======== Given data ========

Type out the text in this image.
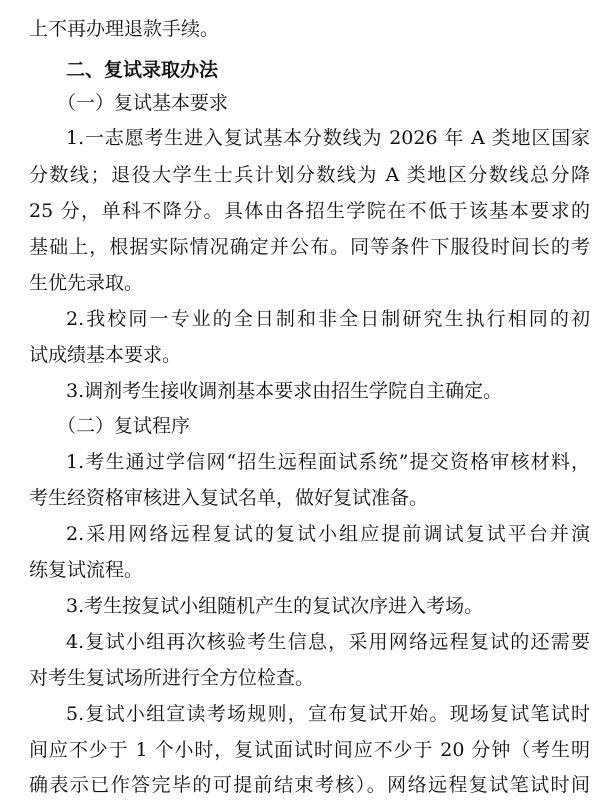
上不再办理退款手续。
二、复试录取办法
（一）复试基本要求
1.一志愿考生进入复试基本分数线为 2026 年 A 类地区国家
分数线；退役大学生士兵计划分数线为 A 类地区分数线总分降
25 分，单科不降分。具体由各招生学院在不低于该基本要求的
基础上，根据实际情况确定并公布。同等条件下服役时间长的考
生优先录取。
2.我校同一专业的全日制和非全日制研究生执行相同的初
试成绩基本要求。
3.调剂考生接收调剂基本要求由招生学院自主确定。
（二）复试程序
1.考生通过学信网“招生远程面试系统”提交资格审核材料，
考生经资格审核进入复试名单，做好复试准备。
2.采用网络远程复试的复试小组应提前调试复试平台并演
练复试流程。
3.考生按复试小组随机产生的复试次序进入考场。
4.复试小组再次核验考生信息，采用网络远程复试的还需要
对考生复试场所进行全方位检查。
5.复试小组宣读考场规则，宣布复试开始。现场复试笔试时
间应不少于 1 个小时，复试面试时间应不少于 20 分钟（考生明
确表示已作答完毕的可提前结束考核）。网络远程复试笔试时间
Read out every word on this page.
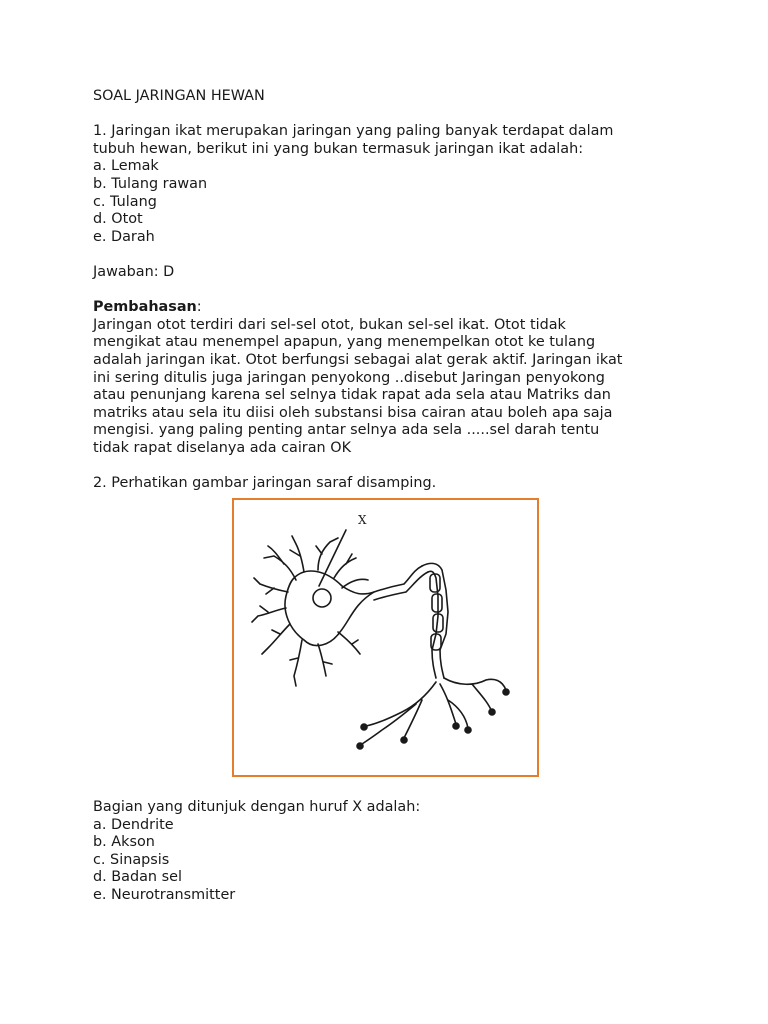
SOAL JARINGAN HEWAN
1. Jaringan ikat merupakan jaringan yang paling banyak terdapat dalam
tubuh hewan, berikut ini yang bukan termasuk jaringan ikat adalah:
a. Lemak
b. Tulang rawan
c. Tulang
d. Otot
e. Darah
Jawaban: D
Pembahasan:
Jaringan otot terdiri dari sel-sel otot, bukan sel-sel ikat. Otot tidak
mengikat atau menempel apapun, yang menempelkan otot ke tulang
adalah jaringan ikat. Otot berfungsi sebagai alat gerak aktif. Jaringan ikat
ini sering ditulis juga jaringan penyokong ..disebut Jaringan penyokong
atau penunjang karena sel selnya tidak rapat ada sela atau Matriks dan
matriks atau sela itu diisi oleh substansi bisa cairan atau boleh apa saja
mengisi. yang paling penting antar selnya ada sela .....sel darah tentu
tidak rapat diselanya ada cairan OK
2. Perhatikan gambar jaringan saraf disamping.
X
Bagian yang ditunjuk dengan huruf X adalah:
a. Dendrite
b. Akson
c. Sinapsis
d. Badan sel
e. Neurotransmitter
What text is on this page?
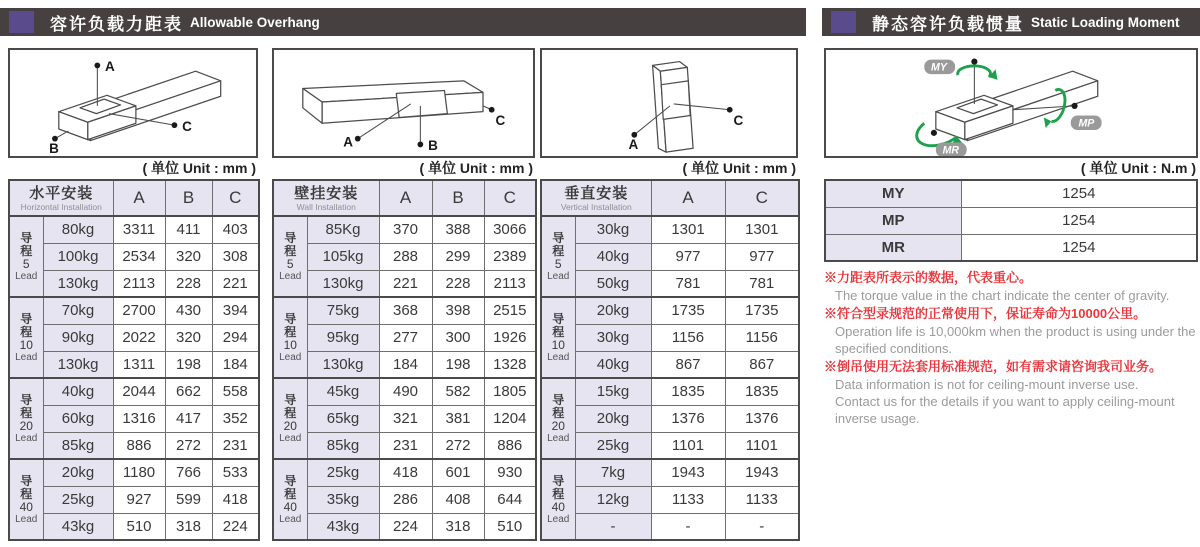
容许负载力距表 Allowable Overhang	静态容许负载惯量 Static Loading Moment
A
B
C
( 单位 Unit : mm )
水平安装
Horizontal Installation		A	B	C

导
程
5
Lead	80kg	3311	411	403
	100kg	2534	320	308
	130kg	2113	228	221

导
程
10
Lead	70kg	2700	430	394
	90kg	2022	320	294
	130kg	1311	198	184

导
程
20
Lead	40kg	2044	662	558
	60kg	1316	417	352
	85kg	886	272	231

导
程
40
Lead	20kg	1180	766	533
	25kg	927	599	418
	43kg	510	318	224
A
C
B
( 单位 Unit : mm )
壁挂安装
Wall Installation		A	B	C

导
程
5
Lead	85Kg	370	388	3066
	105kg	288	299	2389
	130kg	221	228	2113

导
程
10
Lead	75kg	368	398	2515
	95kg	277	300	1926
	130kg	184	198	1328

导
程
20
Lead	45kg	490	582	1805
	65kg	321	381	1204
	85kg	231	272	886

导
程
40
Lead	25kg	418	601	930
	35kg	286	408	644
	43kg	224	318	510
A
C
( 单位 Unit : mm )
垂直安装
Vertical Installation		A	C

导
程
5
Lead	30kg	1301	1301
	40kg	977	977
	50kg	781	781

导
程
10
Lead	20kg	1735	1735
	30kg	1156	1156
	40kg	867	867

导
程
20
Lead	15kg	1835	1835
	20kg	1376	1376
	25kg	1101	1101

导
程
40
Lead	7kg	1943	1943
	12kg	1133	1133
	-	-	-
MY
MP
MR
( 单位 Unit : N.m )
MY	1254
MP	1254
MR	1254
※力距表所表示的数据，代表重心。
The torque value in the chart indicate the center of gravity.
※符合型录规范的正常使用下，保证寿命为10000公里。
Operation life is 10,000km when the product is using under the specified conditions.
※倒吊使用无法套用标准规范，如有需求请咨询我司业务。
Data information is not for ceiling-mount inverse use.
Contact us for the details if you want to apply ceiling-mount inverse usage.
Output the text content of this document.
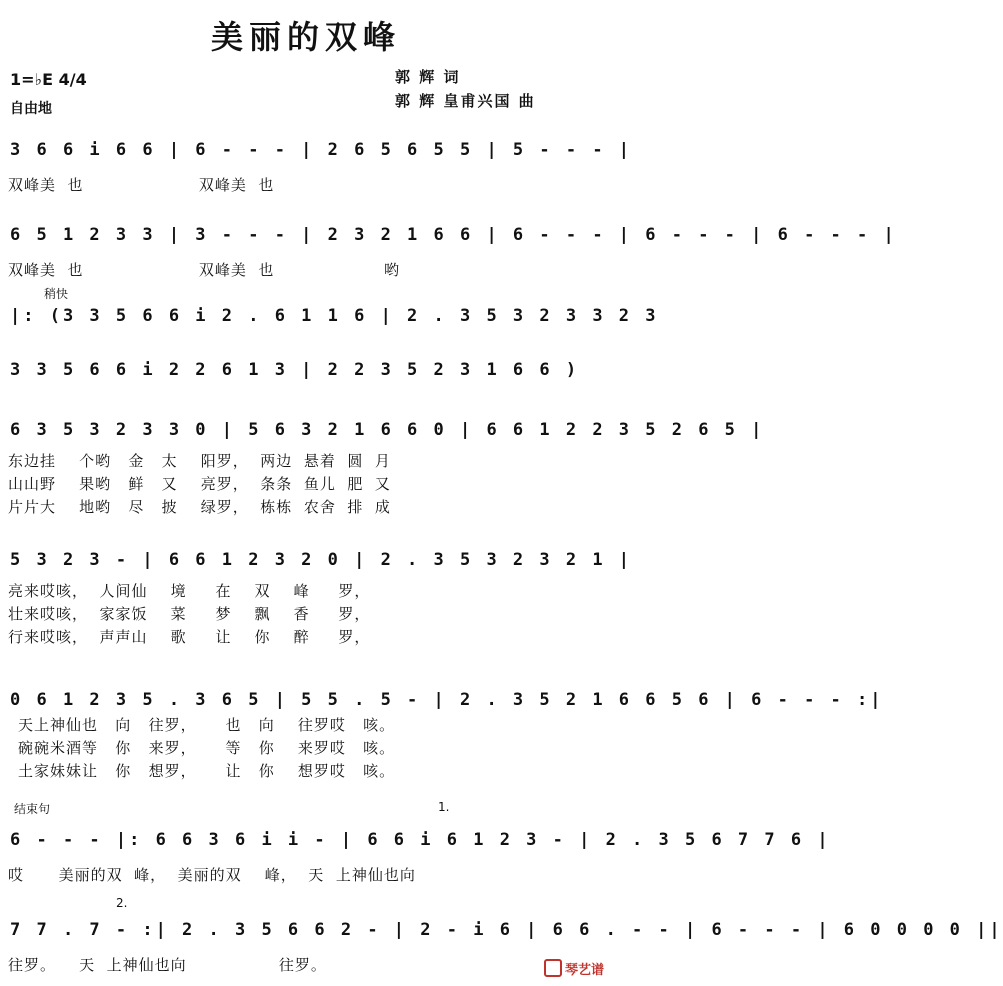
美丽的双峰
1=♭E 4/4
自由地
郭 辉 词
郭 辉 皇甫兴国 曲
3 6 6 i 6 6 | 6 - - - | 2 6 5 6 5 5 | 5 - - - |
双峰美  也                    双峰美  也
6 5 1 2 3 3 | 3 - - - | 2 3 2 1 6 6 | 6 - - - | 6 - - - | 6 - - - |
双峰美  也                    双峰美  也                   哟
稍快
|: (3 3 5 6 6 i 2 . 6 1 1 6 | 2 . 3 5 3 2 3 3 2 3
3 3 5 6 6 i 2 2 6 1 3 | 2 2 3 5 2 3 1 6 6 )
6 3 5 3 2 3 3 0 | 5 6 3 2 1 6 6 0 | 6 6 1 2 2 3 5 2 6 5 |
东边挂    个哟   金   太    阳罗，  两边  悬着  圆  月
山山野    果哟   鲜   又    亮罗，  条条  鱼儿  肥  又
片片大    地哟   尽   披    绿罗，  栋栋  农舍  排  成
5 3 2 3 - | 6 6 1 2 3 2 0 | 2 . 3 5 3 2 3 2 1 |
亮来哎咳，  人间仙    境     在    双    峰     罗，
壮来哎咳，  家家饭    菜     梦    飘    香     罗，
行来哎咳，  声声山    歌     让    你    醉     罗，
0 6 1 2 3 5 . 3 6 5 | 5 5 . 5 - | 2 . 3 5 2 1 6 6 5 6 | 6 - - - :|
天上神仙也   向   往罗，     也   向    往罗哎   咳。
碗碗米酒等   你   来罗，     等   你    来罗哎   咳。
土家妹妹让   你   想罗，     让   你    想罗哎   咳。
结束句	1.
6 - - - |: 6 6 3 6 i i - | 6 6 i 6 1 2 3 - | 2 . 3 5 6 7 7 6 |
哎      美丽的双  峰，  美丽的双    峰，  天  上神仙也向
2.
7 7 . 7 - :| 2 . 3 5 6 6 2 - | 2 - i 6 | 6 6 . - - | 6 - - - | 6 0 0 0 0 ||
往罗。    天  上神仙也向                往罗。	琴艺谱
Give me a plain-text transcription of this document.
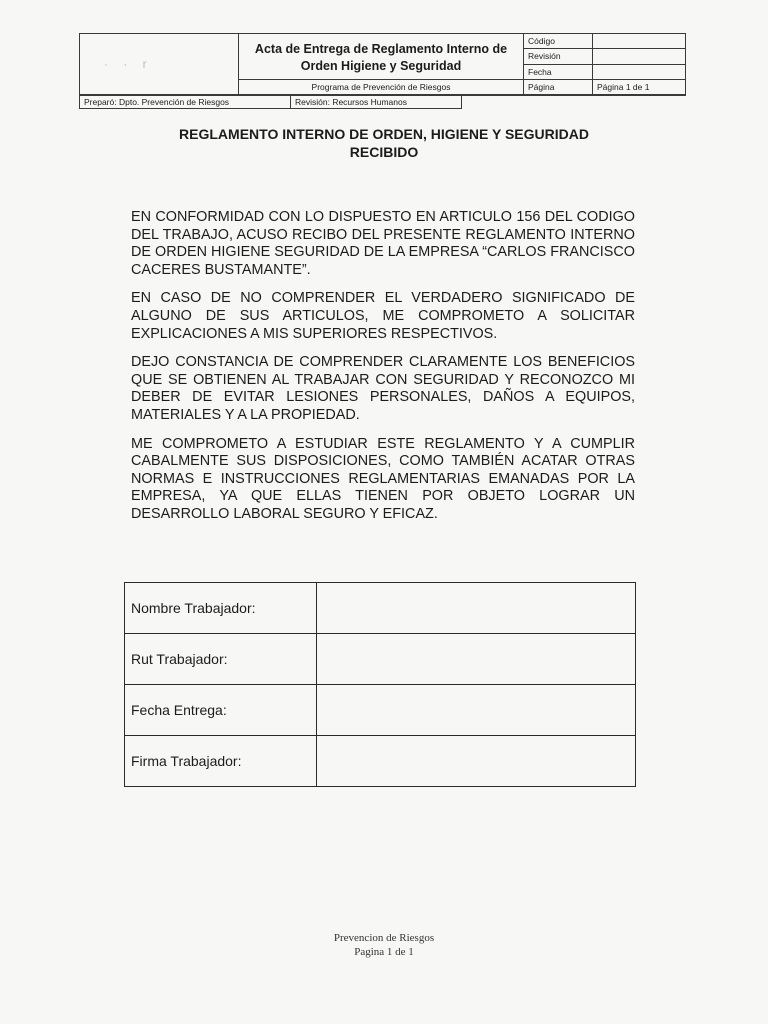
· · r	Acta de Entrega de Reglamento Interno de Orden Higiene y Seguridad	Código	
		Revisión	
		Fecha	
	Programa de Prevención de Riesgos	Página	Página 1 de 1
Preparó: Dpto. Prevención de Riesgos	Revisión: Recursos Humanos	
REGLAMENTO INTERNO DE ORDEN, HIGIENE Y SEGURIDAD
RECIBIDO

EN CONFORMIDAD CON LO DISPUESTO EN ARTICULO 156 DEL CODIGO DEL TRABAJO, ACUSO RECIBO DEL PRESENTE REGLAMENTO INTERNO DE ORDEN HIGIENE SEGURIDAD DE LA EMPRESA “CARLOS FRANCISCO CACERES BUSTAMANTE”.

EN CASO DE NO COMPRENDER EL VERDADERO SIGNIFICADO DE ALGUNO DE SUS ARTICULOS, ME COMPROMETO A SOLICITAR EXPLICACIONES A MIS SUPERIORES RESPECTIVOS.

DEJO CONSTANCIA DE COMPRENDER CLARAMENTE LOS BENEFICIOS QUE SE OBTIENEN AL TRABAJAR CON SEGURIDAD Y RECONOZCO MI DEBER DE EVITAR LESIONES PERSONALES, DAÑOS A EQUIPOS, MATERIALES Y A LA PROPIEDAD.

ME COMPROMETO A ESTUDIAR ESTE REGLAMENTO Y A CUMPLIR CABALMENTE SUS DISPOSICIONES, COMO TAMBIÉN ACATAR OTRAS NORMAS E INSTRUCCIONES REGLAMENTARIAS EMANADAS POR LA EMPRESA, YA QUE ELLAS TIENEN POR OBJETO LOGRAR UN DESARROLLO LABORAL SEGURO Y EFICAZ.

Nombre Trabajador:	
Rut Trabajador:	
Fecha Entrega:	
Firma Trabajador:	
Prevencion de Riesgos
Pagina 1 de 1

========

* _Exercise details_
What is the number of lines in the records above that include the word "Installation"? Reply with that number and nothing more.

* _Solution for this task_
3